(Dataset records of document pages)
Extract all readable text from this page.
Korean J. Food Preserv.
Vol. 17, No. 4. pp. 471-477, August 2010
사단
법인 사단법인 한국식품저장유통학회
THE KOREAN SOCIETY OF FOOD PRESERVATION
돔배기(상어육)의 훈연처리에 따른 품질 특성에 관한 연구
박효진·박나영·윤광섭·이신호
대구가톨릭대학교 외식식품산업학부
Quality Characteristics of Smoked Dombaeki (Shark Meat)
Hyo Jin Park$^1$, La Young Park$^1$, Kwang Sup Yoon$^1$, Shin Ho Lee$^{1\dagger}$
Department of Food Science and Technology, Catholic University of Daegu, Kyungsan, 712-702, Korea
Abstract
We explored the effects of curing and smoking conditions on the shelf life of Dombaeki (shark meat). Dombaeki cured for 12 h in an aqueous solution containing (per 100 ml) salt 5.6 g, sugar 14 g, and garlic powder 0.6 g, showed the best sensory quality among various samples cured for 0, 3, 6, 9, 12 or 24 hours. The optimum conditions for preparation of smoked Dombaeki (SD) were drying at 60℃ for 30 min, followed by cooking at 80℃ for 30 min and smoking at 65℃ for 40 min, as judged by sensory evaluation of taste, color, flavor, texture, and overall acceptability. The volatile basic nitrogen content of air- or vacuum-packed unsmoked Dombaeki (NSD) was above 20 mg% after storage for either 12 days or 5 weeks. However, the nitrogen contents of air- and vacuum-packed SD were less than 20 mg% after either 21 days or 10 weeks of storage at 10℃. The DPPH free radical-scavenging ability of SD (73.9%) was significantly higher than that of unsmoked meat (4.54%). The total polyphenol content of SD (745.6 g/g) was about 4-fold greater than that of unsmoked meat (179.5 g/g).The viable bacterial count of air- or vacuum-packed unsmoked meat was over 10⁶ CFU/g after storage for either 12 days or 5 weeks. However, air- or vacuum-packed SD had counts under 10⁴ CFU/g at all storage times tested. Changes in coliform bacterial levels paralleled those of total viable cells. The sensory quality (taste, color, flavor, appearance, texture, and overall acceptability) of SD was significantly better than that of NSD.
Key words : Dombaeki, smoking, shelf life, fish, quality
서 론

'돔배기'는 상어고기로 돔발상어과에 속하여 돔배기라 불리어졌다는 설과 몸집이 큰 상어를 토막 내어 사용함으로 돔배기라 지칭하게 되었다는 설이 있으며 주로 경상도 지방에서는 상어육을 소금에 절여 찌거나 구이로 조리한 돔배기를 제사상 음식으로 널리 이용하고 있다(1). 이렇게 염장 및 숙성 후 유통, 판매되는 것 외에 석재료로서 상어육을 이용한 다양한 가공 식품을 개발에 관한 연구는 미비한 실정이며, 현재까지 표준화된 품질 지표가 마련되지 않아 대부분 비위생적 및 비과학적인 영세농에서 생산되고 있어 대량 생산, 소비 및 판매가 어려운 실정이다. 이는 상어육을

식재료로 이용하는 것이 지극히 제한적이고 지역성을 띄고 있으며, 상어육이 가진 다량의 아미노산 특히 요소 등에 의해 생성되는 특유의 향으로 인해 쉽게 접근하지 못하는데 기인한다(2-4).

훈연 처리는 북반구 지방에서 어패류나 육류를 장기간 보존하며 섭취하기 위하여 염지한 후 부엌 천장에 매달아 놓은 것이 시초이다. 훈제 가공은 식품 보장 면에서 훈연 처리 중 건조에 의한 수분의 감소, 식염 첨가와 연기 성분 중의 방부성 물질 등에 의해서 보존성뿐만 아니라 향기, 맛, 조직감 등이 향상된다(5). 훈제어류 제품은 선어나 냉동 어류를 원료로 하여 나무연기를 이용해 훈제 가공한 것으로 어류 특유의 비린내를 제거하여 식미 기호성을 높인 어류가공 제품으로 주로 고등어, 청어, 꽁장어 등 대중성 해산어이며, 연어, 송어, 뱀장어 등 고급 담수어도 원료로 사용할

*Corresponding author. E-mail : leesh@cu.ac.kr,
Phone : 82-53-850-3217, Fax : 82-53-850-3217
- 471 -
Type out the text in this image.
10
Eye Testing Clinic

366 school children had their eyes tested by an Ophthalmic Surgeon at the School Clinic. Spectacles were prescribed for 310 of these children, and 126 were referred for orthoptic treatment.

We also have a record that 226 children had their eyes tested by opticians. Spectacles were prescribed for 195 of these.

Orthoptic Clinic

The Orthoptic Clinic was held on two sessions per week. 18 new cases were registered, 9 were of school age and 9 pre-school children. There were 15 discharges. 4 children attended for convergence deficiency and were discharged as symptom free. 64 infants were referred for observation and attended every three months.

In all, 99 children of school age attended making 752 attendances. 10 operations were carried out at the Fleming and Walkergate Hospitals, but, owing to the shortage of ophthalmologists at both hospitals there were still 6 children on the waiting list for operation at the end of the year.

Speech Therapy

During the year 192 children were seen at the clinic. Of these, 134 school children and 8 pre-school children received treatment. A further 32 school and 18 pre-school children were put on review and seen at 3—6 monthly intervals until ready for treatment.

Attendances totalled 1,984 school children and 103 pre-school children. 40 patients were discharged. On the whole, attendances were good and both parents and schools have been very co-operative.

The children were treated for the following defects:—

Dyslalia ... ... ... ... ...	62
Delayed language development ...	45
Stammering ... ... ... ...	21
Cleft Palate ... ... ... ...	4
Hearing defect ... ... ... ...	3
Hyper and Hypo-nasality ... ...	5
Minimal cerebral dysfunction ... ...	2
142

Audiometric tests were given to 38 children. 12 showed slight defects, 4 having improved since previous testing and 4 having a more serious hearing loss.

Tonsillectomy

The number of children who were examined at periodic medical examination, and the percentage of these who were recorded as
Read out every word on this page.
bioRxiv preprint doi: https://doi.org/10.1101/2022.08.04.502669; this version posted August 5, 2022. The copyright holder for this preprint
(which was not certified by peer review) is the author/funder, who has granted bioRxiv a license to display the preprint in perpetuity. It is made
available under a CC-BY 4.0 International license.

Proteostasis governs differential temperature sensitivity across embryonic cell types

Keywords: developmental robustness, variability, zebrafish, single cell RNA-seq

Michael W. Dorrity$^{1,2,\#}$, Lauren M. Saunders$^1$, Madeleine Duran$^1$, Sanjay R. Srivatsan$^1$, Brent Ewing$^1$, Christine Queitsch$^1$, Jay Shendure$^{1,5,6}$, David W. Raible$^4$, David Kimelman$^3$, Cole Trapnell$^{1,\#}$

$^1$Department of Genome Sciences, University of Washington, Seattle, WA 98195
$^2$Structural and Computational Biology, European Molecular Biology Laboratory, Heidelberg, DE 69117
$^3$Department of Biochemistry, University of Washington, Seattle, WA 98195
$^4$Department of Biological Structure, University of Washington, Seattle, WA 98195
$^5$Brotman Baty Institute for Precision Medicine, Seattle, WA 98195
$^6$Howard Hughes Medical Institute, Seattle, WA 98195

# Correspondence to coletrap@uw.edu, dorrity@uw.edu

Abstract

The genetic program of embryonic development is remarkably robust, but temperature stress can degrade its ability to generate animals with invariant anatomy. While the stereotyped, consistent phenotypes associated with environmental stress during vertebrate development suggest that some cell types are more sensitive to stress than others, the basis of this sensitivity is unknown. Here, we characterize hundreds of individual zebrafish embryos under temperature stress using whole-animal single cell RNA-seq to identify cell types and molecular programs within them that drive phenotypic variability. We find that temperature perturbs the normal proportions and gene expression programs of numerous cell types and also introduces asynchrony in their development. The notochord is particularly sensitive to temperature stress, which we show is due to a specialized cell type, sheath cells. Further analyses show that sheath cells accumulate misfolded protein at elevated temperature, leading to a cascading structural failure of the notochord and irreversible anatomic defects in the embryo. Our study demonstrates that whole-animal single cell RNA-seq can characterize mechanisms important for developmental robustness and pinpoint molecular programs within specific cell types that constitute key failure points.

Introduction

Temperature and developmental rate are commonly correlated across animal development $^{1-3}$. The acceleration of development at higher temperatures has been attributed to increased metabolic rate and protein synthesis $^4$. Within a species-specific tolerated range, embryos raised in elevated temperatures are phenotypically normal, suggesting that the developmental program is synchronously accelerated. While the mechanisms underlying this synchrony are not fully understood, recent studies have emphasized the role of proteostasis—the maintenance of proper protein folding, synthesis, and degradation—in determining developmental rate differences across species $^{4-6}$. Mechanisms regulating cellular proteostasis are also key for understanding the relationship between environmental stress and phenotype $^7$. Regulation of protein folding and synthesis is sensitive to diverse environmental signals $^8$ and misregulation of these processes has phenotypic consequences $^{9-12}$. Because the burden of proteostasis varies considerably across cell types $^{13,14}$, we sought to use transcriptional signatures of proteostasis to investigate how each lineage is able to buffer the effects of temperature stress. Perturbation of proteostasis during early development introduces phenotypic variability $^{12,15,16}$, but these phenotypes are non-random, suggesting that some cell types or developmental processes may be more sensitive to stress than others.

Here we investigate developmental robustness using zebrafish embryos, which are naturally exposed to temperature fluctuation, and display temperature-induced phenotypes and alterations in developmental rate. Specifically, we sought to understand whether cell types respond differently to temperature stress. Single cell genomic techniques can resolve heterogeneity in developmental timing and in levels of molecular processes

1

**Exercise aim:** Which lines above include the word "referred"? Return each one.

**Solution for this exercise:**
366 school children had their eyes tested by an Ophthalmic Surgeon at the School Clinic. Spectacles were prescribed for 310 of these children, and 126 were referred for orthoptic treatment.
The Orthoptic Clinic was held on two sessions per week. 18 new cases were registered, 9 were of school age and 9 pre-school children. There were 15 discharges. 4 children attended for convergence deficiency and were discharged as symptom free. 64 infants were referred for observation and attended every three months.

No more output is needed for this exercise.